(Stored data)
━━━
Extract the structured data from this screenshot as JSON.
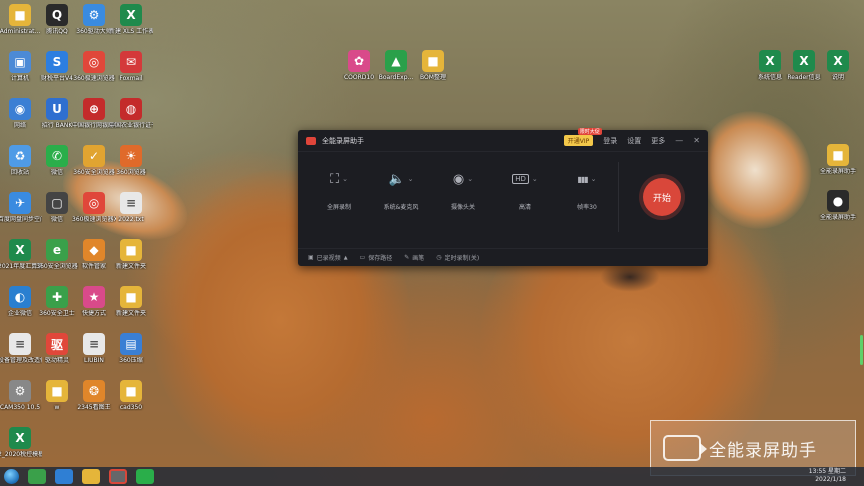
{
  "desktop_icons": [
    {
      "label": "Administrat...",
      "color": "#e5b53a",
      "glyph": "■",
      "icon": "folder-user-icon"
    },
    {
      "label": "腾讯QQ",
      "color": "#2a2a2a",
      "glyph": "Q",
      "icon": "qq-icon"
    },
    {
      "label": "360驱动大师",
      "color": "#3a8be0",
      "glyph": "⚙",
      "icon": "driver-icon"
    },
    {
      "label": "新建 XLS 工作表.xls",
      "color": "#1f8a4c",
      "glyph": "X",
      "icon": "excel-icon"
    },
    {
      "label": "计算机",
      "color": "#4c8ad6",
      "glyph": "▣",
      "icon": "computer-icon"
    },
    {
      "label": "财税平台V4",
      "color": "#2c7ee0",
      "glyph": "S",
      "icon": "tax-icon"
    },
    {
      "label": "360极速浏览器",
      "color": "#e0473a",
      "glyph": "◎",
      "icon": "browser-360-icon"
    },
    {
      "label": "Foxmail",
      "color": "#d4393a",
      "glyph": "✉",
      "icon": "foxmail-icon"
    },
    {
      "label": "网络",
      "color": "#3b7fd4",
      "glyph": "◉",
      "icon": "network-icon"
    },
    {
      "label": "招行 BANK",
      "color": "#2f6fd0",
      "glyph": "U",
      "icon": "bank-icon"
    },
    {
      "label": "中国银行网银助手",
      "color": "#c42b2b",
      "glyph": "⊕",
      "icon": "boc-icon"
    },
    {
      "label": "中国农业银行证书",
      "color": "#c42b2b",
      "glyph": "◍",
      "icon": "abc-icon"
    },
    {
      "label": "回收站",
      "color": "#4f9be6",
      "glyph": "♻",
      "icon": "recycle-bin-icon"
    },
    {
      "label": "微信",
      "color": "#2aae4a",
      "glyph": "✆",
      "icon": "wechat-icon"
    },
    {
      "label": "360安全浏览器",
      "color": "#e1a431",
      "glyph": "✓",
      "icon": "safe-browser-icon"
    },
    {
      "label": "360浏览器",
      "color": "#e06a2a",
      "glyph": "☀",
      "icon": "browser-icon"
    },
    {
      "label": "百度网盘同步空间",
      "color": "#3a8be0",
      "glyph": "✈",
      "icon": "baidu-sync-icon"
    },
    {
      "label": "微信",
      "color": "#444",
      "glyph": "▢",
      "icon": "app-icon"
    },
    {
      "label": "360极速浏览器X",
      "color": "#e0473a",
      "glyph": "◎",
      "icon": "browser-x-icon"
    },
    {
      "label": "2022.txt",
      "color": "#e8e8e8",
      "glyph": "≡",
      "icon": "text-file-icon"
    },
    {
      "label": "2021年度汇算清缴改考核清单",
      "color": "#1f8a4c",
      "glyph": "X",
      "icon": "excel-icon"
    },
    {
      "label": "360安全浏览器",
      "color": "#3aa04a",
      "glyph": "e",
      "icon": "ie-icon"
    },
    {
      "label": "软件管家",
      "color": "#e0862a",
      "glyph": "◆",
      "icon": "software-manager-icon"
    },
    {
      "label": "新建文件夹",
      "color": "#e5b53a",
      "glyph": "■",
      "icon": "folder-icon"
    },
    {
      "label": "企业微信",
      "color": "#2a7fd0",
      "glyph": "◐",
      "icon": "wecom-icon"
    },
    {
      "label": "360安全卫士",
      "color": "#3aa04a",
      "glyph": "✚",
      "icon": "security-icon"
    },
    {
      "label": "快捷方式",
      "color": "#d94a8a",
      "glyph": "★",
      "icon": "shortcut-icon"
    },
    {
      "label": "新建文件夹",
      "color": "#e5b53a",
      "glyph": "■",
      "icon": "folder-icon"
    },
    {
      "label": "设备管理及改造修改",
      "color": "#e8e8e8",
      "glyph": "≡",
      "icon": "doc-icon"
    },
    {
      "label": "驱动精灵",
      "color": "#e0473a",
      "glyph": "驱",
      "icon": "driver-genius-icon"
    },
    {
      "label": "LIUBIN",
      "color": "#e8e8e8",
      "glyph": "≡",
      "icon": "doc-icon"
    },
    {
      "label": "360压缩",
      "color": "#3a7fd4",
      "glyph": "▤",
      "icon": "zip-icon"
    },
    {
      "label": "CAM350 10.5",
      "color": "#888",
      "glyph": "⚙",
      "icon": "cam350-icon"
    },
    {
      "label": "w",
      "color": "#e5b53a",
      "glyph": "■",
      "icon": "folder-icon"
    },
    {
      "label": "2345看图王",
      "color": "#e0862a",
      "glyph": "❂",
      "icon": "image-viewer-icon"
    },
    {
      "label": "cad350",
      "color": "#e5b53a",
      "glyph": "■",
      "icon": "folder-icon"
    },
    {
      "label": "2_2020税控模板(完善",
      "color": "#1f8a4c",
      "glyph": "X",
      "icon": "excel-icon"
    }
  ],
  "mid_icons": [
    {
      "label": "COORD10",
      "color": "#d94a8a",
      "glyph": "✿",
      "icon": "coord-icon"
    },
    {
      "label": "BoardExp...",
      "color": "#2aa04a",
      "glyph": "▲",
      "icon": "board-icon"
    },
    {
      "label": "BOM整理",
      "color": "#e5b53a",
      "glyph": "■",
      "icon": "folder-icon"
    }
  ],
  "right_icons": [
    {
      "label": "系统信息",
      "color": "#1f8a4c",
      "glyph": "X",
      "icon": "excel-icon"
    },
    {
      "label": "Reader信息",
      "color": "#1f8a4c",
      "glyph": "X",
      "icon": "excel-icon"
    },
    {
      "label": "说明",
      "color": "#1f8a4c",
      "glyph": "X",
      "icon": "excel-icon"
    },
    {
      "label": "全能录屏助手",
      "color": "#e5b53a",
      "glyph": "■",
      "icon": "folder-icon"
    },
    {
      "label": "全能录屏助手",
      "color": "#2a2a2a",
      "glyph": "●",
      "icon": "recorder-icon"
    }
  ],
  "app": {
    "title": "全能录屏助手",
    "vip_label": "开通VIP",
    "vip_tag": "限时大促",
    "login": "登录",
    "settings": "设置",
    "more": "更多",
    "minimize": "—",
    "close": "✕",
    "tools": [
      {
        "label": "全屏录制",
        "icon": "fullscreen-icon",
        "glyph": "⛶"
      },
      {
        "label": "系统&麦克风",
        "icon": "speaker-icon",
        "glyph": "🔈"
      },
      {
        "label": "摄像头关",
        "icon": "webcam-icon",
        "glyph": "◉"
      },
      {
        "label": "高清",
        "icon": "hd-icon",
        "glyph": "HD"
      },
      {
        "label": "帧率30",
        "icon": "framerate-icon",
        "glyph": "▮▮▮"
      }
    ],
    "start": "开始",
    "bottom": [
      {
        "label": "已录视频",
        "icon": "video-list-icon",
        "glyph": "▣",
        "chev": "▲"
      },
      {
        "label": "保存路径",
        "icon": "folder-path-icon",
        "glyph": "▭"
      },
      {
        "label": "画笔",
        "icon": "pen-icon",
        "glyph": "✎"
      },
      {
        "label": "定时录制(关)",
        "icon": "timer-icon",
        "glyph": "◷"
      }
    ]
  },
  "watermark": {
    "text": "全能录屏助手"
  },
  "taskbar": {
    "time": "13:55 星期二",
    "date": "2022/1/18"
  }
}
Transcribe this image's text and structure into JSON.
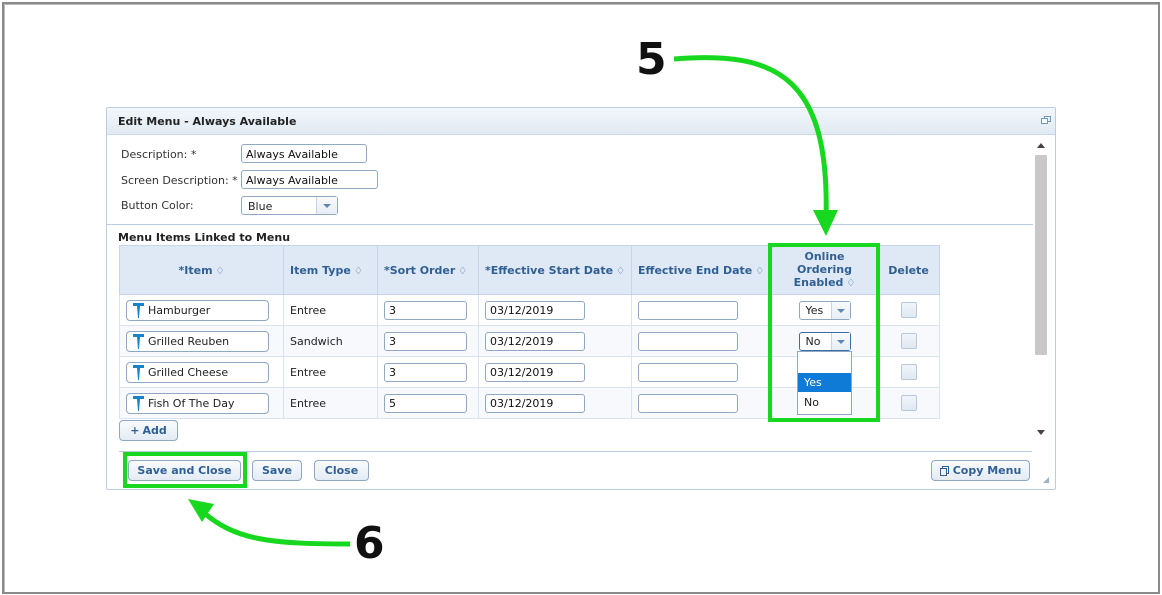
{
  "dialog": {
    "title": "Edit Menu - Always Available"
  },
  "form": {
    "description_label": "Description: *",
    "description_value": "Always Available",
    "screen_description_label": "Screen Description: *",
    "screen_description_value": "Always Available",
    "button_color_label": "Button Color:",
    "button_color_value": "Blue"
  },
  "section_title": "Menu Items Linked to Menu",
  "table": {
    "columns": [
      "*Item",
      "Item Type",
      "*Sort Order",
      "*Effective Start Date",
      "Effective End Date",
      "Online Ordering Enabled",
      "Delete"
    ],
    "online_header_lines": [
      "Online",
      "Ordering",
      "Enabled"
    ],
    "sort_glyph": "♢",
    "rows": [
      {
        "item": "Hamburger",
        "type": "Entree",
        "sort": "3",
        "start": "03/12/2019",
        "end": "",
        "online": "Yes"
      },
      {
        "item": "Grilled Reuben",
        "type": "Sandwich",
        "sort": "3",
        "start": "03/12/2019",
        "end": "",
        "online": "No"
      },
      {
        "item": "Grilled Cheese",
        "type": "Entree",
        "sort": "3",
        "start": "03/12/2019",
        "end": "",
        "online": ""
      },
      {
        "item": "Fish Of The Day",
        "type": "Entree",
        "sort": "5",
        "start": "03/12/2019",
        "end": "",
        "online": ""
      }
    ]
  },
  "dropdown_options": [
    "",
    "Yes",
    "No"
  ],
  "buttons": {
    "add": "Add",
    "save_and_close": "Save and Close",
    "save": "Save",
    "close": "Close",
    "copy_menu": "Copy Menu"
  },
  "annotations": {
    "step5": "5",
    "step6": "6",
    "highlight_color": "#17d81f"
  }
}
━━━
What the task requires:
Scan the data above; copy every line where "this" appears.

The reply:
Extract the structured data from this screenshot as JSON.
Transcribe this image's text and structure into JSON.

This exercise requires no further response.